■ **Data for this task**

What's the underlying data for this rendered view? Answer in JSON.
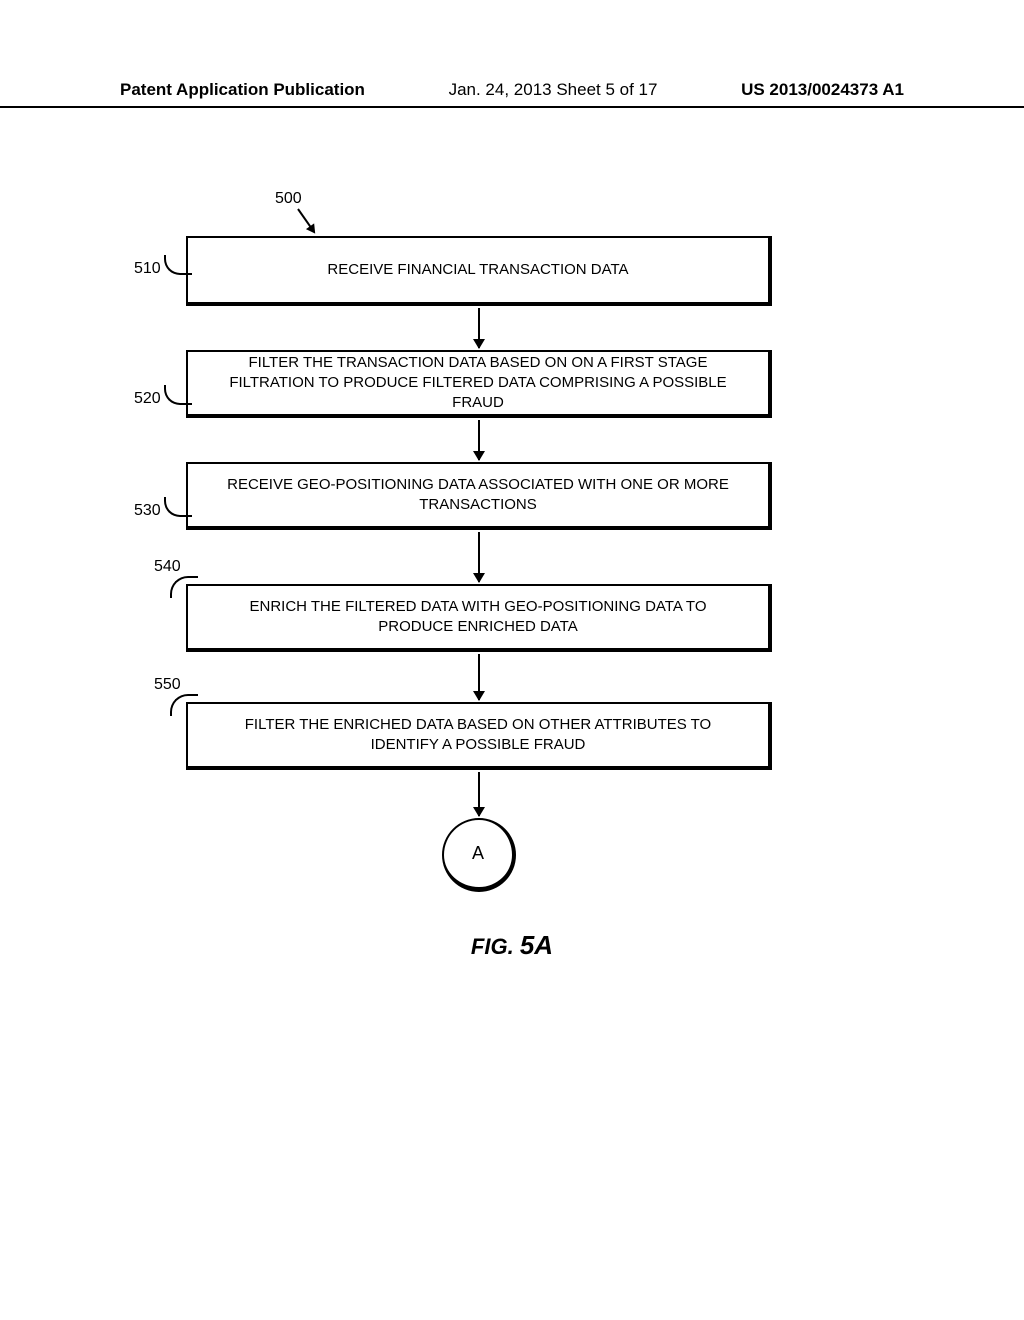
{
  "header": {
    "left": "Patent Application Publication",
    "center": "Jan. 24, 2013  Sheet 5 of 17",
    "right": "US 2013/0024373 A1"
  },
  "refs": {
    "r500": "500",
    "r510": "510",
    "r520": "520",
    "r530": "530",
    "r540": "540",
    "r550": "550"
  },
  "boxes": {
    "b510": "RECEIVE FINANCIAL TRANSACTION DATA",
    "b520": "FILTER THE TRANSACTION DATA BASED ON ON A FIRST STAGE FILTRATION TO PRODUCE FILTERED DATA COMPRISING A POSSIBLE FRAUD",
    "b530": "RECEIVE GEO-POSITIONING DATA ASSOCIATED WITH ONE OR MORE TRANSACTIONS",
    "b540": "ENRICH THE FILTERED DATA WITH GEO-POSITIONING DATA TO PRODUCE ENRICHED DATA",
    "b550": "FILTER THE ENRICHED DATA BASED ON OTHER ATTRIBUTES TO IDENTIFY A POSSIBLE FRAUD"
  },
  "connector": "A",
  "figure_label": {
    "prefix": "FIG. ",
    "number": "5A"
  }
}
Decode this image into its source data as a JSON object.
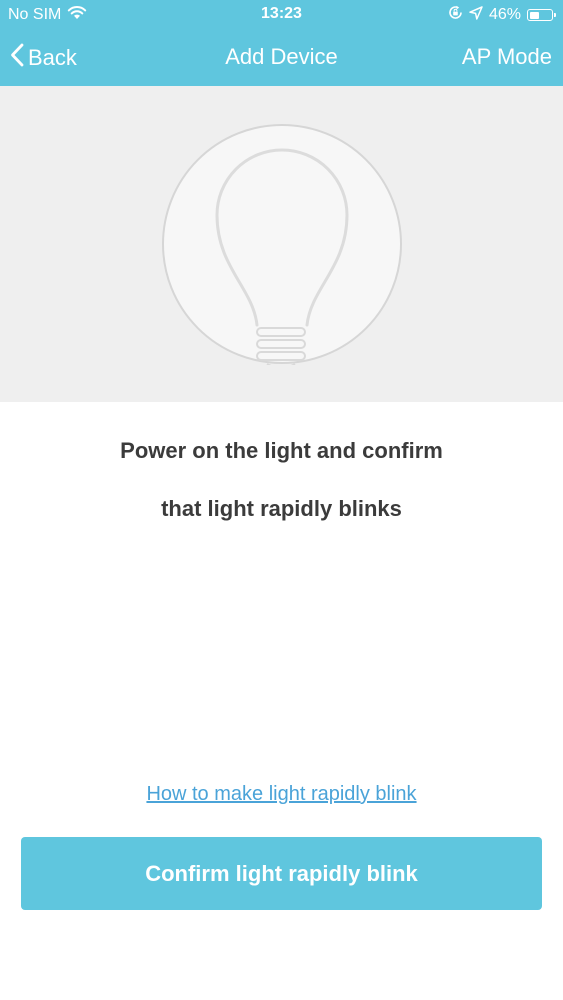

■ **Exercise description**
Repeat all of the entries word for word, but omit the pictures.

■ **The result**
What's the underlying data for this rendered view? Answer in JSON.
{
  "header": {
    "left": "Patent Application Publication",
    "center": "Jan. 24, 2013  Sheet 5 of 17",
    "right": "US 2013/0024373 A1"
  },
  "refs": {
    "r500": "500",
    "r510": "510",
    "r520": "520",
    "r530": "530",
    "r540": "540",
    "r550": "550"
  },
  "boxes": {
    "b510": "RECEIVE FINANCIAL TRANSACTION DATA",
    "b520": "FILTER THE TRANSACTION DATA BASED ON ON A FIRST STAGE FILTRATION TO PRODUCE FILTERED DATA COMPRISING A POSSIBLE FRAUD",
    "b530": "RECEIVE GEO-POSITIONING DATA ASSOCIATED WITH ONE OR MORE TRANSACTIONS",
    "b540": "ENRICH THE FILTERED DATA WITH GEO-POSITIONING DATA TO PRODUCE ENRICHED DATA",
    "b550": "FILTER THE ENRICHED DATA BASED ON OTHER ATTRIBUTES TO IDENTIFY A POSSIBLE FRAUD"
  },
  "connector": "A",
  "figure_label": {
    "prefix": "FIG. ",
    "number": "5A"
  }
}
Decode this image into its source data as a JSON object.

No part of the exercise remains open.